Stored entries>
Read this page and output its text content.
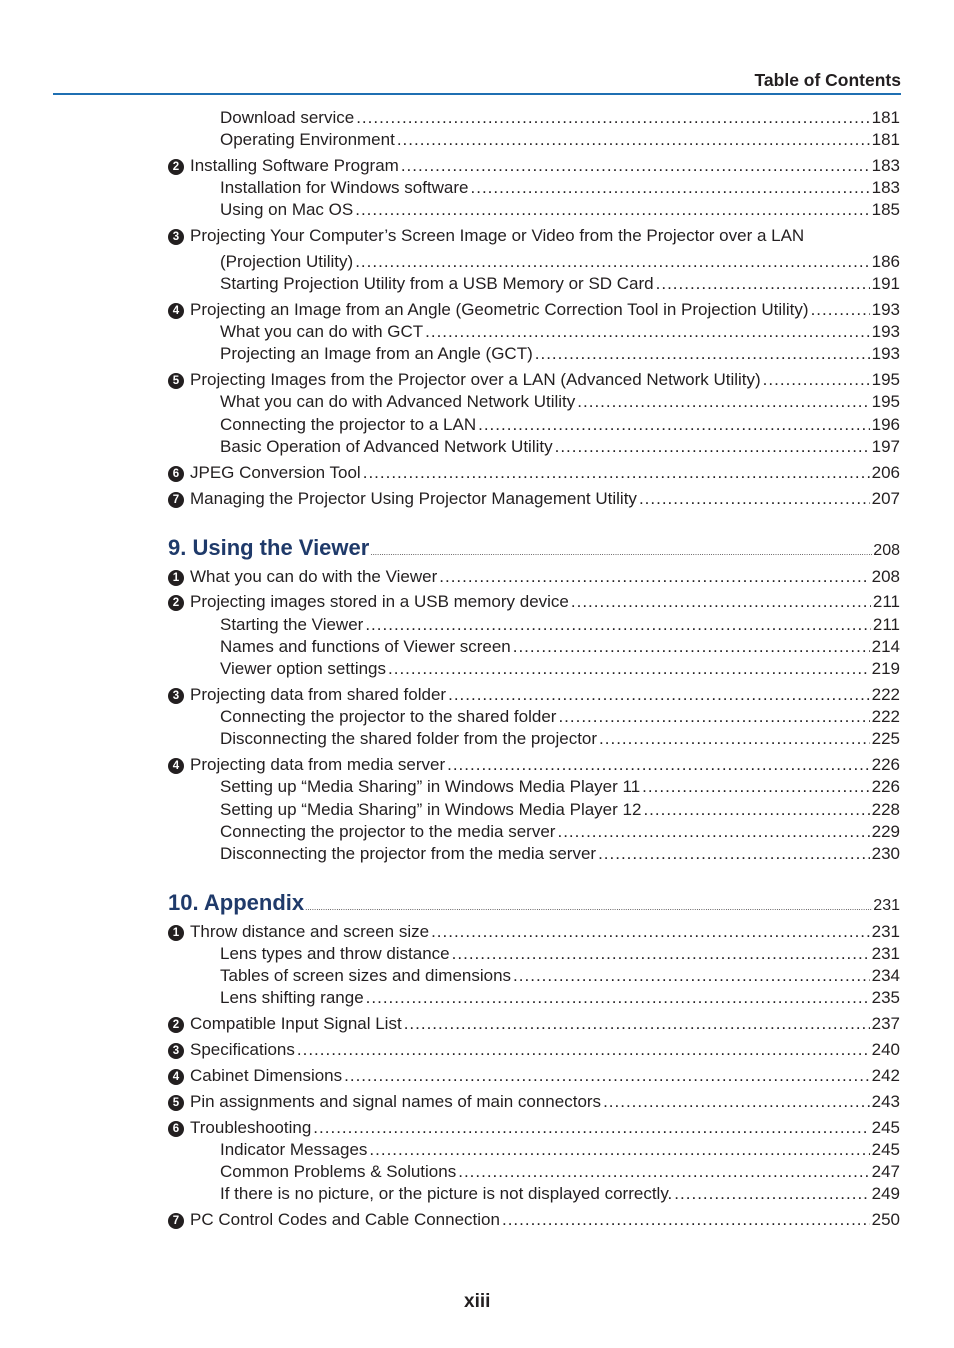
Table of Contents
Download service .....	181
Operating Environment .....	181
2 Installing Software Program .....	183
Installation for Windows software .....	183
Using on Mac OS .....	185
3 Projecting Your Computer’s Screen Image or Video from the Projector over a LAN
(Projection Utility) .....	186
Starting Projection Utility from a USB Memory or SD Card .....	191
4 Projecting an Image from an Angle (Geometric Correction Tool in Projection Utility) .....	193
What you can do with GCT .....	193
Projecting an Image from an Angle (GCT) .....	193
5 Projecting Images from the Projector over a LAN (Advanced Network Utility) .....	195
What you can do with Advanced Network Utility .....	195
Connecting the projector to a LAN .....	196
Basic Operation of Advanced Network Utility .....	197
6 JPEG Conversion Tool .....	206
7 Managing the Projector Using Projector Management Utility .....	207
9. Using the Viewer .....	208
1 What you can do with the Viewer .....	208
2 Projecting images stored in a USB memory device .....	211
Starting the Viewer .....	211
Names and functions of Viewer screen .....	214
Viewer option settings .....	219
3 Projecting data from shared folder .....	222
Connecting the projector to the shared folder .....	222
Disconnecting the shared folder from the projector .....	225
4 Projecting data from media server .....	226
Setting up “Media Sharing” in Windows Media Player 11 .....	226
Setting up “Media Sharing” in Windows Media Player 12 .....	228
Connecting the projector to the media server .....	229
Disconnecting the projector from the media server .....	230
10. Appendix .....	231
1 Throw distance and screen size .....	231
Lens types and throw distance .....	231
Tables of screen sizes and dimensions .....	234
Lens shifting range .....	235
2 Compatible Input Signal List .....	237
3 Specifications .....	240
4 Cabinet Dimensions .....	242
5 Pin assignments and signal names of main connectors .....	243
6 Troubleshooting .....	245
Indicator Messages .....	245
Common Problems & Solutions .....	247
If there is no picture, or the picture is not displayed correctly. .....	249
7 PC Control Codes and Cable Connection .....	250
xiii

TO BE DONE>
Reproduce the material above in full, exactly, with no images.

REPLY>
Read this page and output its text content.
Table of Contents
Download service .....	181
Operating Environment .....	181
2 Installing Software Program .....	183
Installation for Windows software .....	183
Using on Mac OS .....	185
3 Projecting Your Computer’s Screen Image or Video from the Projector over a LAN
(Projection Utility) .....	186
Starting Projection Utility from a USB Memory or SD Card .....	191
4 Projecting an Image from an Angle (Geometric Correction Tool in Projection Utility) .....	193
What you can do with GCT .....	193
Projecting an Image from an Angle (GCT) .....	193
5 Projecting Images from the Projector over a LAN (Advanced Network Utility) .....	195
What you can do with Advanced Network Utility .....	195
Connecting the projector to a LAN .....	196
Basic Operation of Advanced Network Utility .....	197
6 JPEG Conversion Tool .....	206
7 Managing the Projector Using Projector Management Utility .....	207
9. Using the Viewer .....	208
1 What you can do with the Viewer .....	208
2 Projecting images stored in a USB memory device .....	211
Starting the Viewer .....	211
Names and functions of Viewer screen .....	214
Viewer option settings .....	219
3 Projecting data from shared folder .....	222
Connecting the projector to the shared folder .....	222
Disconnecting the shared folder from the projector .....	225
4 Projecting data from media server .....	226
Setting up “Media Sharing” in Windows Media Player 11 .....	226
Setting up “Media Sharing” in Windows Media Player 12 .....	228
Connecting the projector to the media server .....	229
Disconnecting the projector from the media server .....	230
10. Appendix .....	231
1 Throw distance and screen size .....	231
Lens types and throw distance .....	231
Tables of screen sizes and dimensions .....	234
Lens shifting range .....	235
2 Compatible Input Signal List .....	237
3 Specifications .....	240
4 Cabinet Dimensions .....	242
5 Pin assignments and signal names of main connectors .....	243
6 Troubleshooting .....	245
Indicator Messages .....	245
Common Problems & Solutions .....	247
If there is no picture, or the picture is not displayed correctly. .....	249
7 PC Control Codes and Cable Connection .....	250
xiii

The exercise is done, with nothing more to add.